Set problem:
Reproduce these rows, changing "data-label" to "value-label" and leaving everything else as is.

Given entries:
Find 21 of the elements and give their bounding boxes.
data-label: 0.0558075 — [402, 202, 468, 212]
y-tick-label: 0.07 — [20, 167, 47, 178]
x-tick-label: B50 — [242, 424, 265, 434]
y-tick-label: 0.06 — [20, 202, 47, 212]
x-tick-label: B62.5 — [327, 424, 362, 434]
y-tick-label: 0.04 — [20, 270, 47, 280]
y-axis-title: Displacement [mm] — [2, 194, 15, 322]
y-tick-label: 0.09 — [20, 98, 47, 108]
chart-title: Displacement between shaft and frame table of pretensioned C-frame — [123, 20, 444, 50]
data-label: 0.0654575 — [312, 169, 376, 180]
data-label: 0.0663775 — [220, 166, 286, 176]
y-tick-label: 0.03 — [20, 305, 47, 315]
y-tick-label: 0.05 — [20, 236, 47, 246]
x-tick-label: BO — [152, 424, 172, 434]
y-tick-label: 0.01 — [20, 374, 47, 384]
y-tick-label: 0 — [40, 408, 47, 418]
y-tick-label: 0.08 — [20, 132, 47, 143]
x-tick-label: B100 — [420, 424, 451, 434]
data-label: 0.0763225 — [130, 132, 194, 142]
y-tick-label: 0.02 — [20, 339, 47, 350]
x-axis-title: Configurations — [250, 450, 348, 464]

Exercise output:
Find 21 of the elements and give their bounding boxes.
value-label: 0.0558075 — [402, 202, 468, 212]
y-tick-label: 0.07 — [20, 167, 47, 178]
x-tick-label: B50 — [242, 424, 265, 434]
y-tick-label: 0.06 — [20, 202, 47, 212]
x-tick-label: B62.5 — [327, 424, 362, 434]
y-tick-label: 0.04 — [20, 270, 47, 280]
y-axis-title: Displacement [mm] — [2, 194, 15, 322]
y-tick-label: 0.09 — [20, 98, 47, 108]
chart-title: Displacement between shaft and frame table of pretensioned C-frame — [123, 20, 444, 50]
value-label: 0.0654575 — [312, 169, 376, 180]
value-label: 0.0663775 — [220, 166, 286, 176]
y-tick-label: 0.03 — [20, 305, 47, 315]
y-tick-label: 0.05 — [20, 236, 47, 246]
x-tick-label: BO — [152, 424, 172, 434]
y-tick-label: 0.01 — [20, 374, 47, 384]
y-tick-label: 0 — [40, 408, 47, 418]
y-tick-label: 0.08 — [20, 132, 47, 143]
x-tick-label: B100 — [420, 424, 451, 434]
value-label: 0.0763225 — [130, 132, 194, 142]
y-tick-label: 0.02 — [20, 339, 47, 350]
x-axis-title: Configurations — [250, 450, 348, 464]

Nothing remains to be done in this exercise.